* TASK DIRECTIONS *
Exclude the pictures, then copy all remaining records exactly.

* INPUT DATA *
— Begin —
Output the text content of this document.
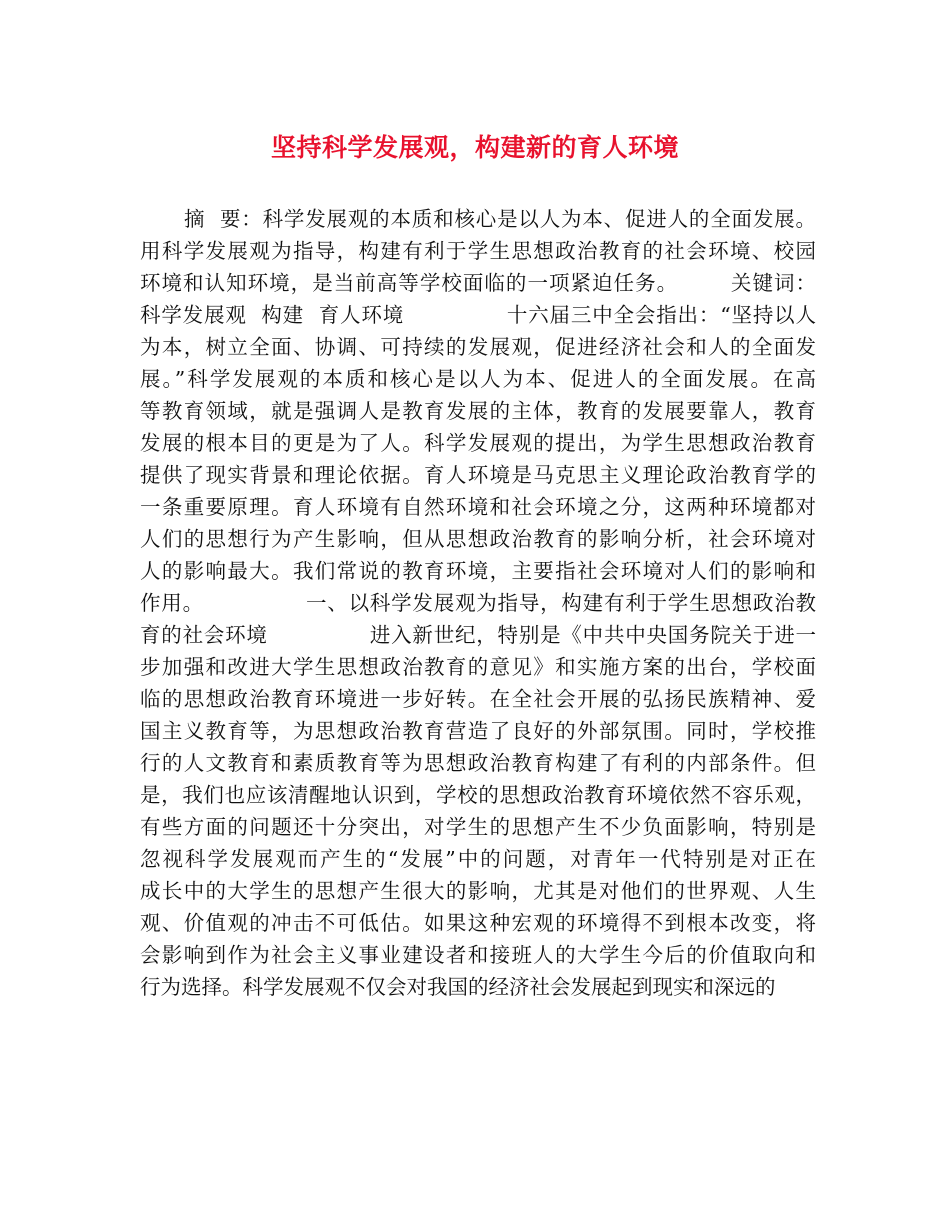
坚持科学发展观，构建新的育人环境
摘  要：科学发展观的本质和核心是以人为本、促进人的全面发展。
用科学发展观为指导，构建有利于学生思想政治教育的社会环境、校园
环境和认知环境，是当前高等学校面临的一项紧迫任务。       关键词：
科学发展观  构建  育人环境              十六届三中全会指出：“坚持以人
为本，树立全面、协调、可持续的发展观，促进经济社会和人的全面发
展。”科学发展观的本质和核心是以人为本、促进人的全面发展。在高
等教育领域，就是强调人是教育发展的主体，教育的发展要靠人，教育
发展的根本目的更是为了人。科学发展观的提出，为学生思想政治教育
提供了现实背景和理论依据。育人环境是马克思主义理论政治教育学的
一条重要原理。育人环境有自然环境和社会环境之分，这两种环境都对
人们的思想行为产生影响，但从思想政治教育的影响分析，社会环境对
人的影响最大。我们常说的教育环境，主要指社会环境对人们的影响和
作用。              一、以科学发展观为指导，构建有利于学生思想政治教
育的社会环境              进入新世纪，特别是《中共中央国务院关于进一
步加强和改进大学生思想政治教育的意见》和实施方案的出台，学校面
临的思想政治教育环境进一步好转。在全社会开展的弘扬民族精神、爱
国主义教育等，为思想政治教育营造了良好的外部氛围。同时，学校推
行的人文教育和素质教育等为思想政治教育构建了有利的内部条件。但
是，我们也应该清醒地认识到，学校的思想政治教育环境依然不容乐观，
有些方面的问题还十分突出，对学生的思想产生不少负面影响，特别是
忽视科学发展观而产生的“发展”中的问题，对青年一代特别是对正在
成长中的大学生的思想产生很大的影响，尤其是对他们的世界观、人生
观、价值观的冲击不可低估。如果这种宏观的环境得不到根本改变，将
会影响到作为社会主义事业建设者和接班人的大学生今后的价值取向和
行为选择。科学发展观不仅会对我国的经济社会发展起到现实和深远的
— End —
* EXPECTED OUTPUT *
Output the text content of this document.
坚持科学发展观，构建新的育人环境
摘  要：科学发展观的本质和核心是以人为本、促进人的全面发展。
用科学发展观为指导，构建有利于学生思想政治教育的社会环境、校园
环境和认知环境，是当前高等学校面临的一项紧迫任务。       关键词：
科学发展观  构建  育人环境              十六届三中全会指出：“坚持以人
为本，树立全面、协调、可持续的发展观，促进经济社会和人的全面发
展。”科学发展观的本质和核心是以人为本、促进人的全面发展。在高
等教育领域，就是强调人是教育发展的主体，教育的发展要靠人，教育
发展的根本目的更是为了人。科学发展观的提出，为学生思想政治教育
提供了现实背景和理论依据。育人环境是马克思主义理论政治教育学的
一条重要原理。育人环境有自然环境和社会环境之分，这两种环境都对
人们的思想行为产生影响，但从思想政治教育的影响分析，社会环境对
人的影响最大。我们常说的教育环境，主要指社会环境对人们的影响和
作用。              一、以科学发展观为指导，构建有利于学生思想政治教
育的社会环境              进入新世纪，特别是《中共中央国务院关于进一
步加强和改进大学生思想政治教育的意见》和实施方案的出台，学校面
临的思想政治教育环境进一步好转。在全社会开展的弘扬民族精神、爱
国主义教育等，为思想政治教育营造了良好的外部氛围。同时，学校推
行的人文教育和素质教育等为思想政治教育构建了有利的内部条件。但
是，我们也应该清醒地认识到，学校的思想政治教育环境依然不容乐观，
有些方面的问题还十分突出，对学生的思想产生不少负面影响，特别是
忽视科学发展观而产生的“发展”中的问题，对青年一代特别是对正在
成长中的大学生的思想产生很大的影响，尤其是对他们的世界观、人生
观、价值观的冲击不可低估。如果这种宏观的环境得不到根本改变，将
会影响到作为社会主义事业建设者和接班人的大学生今后的价值取向和
行为选择。科学发展观不仅会对我国的经济社会发展起到现实和深远的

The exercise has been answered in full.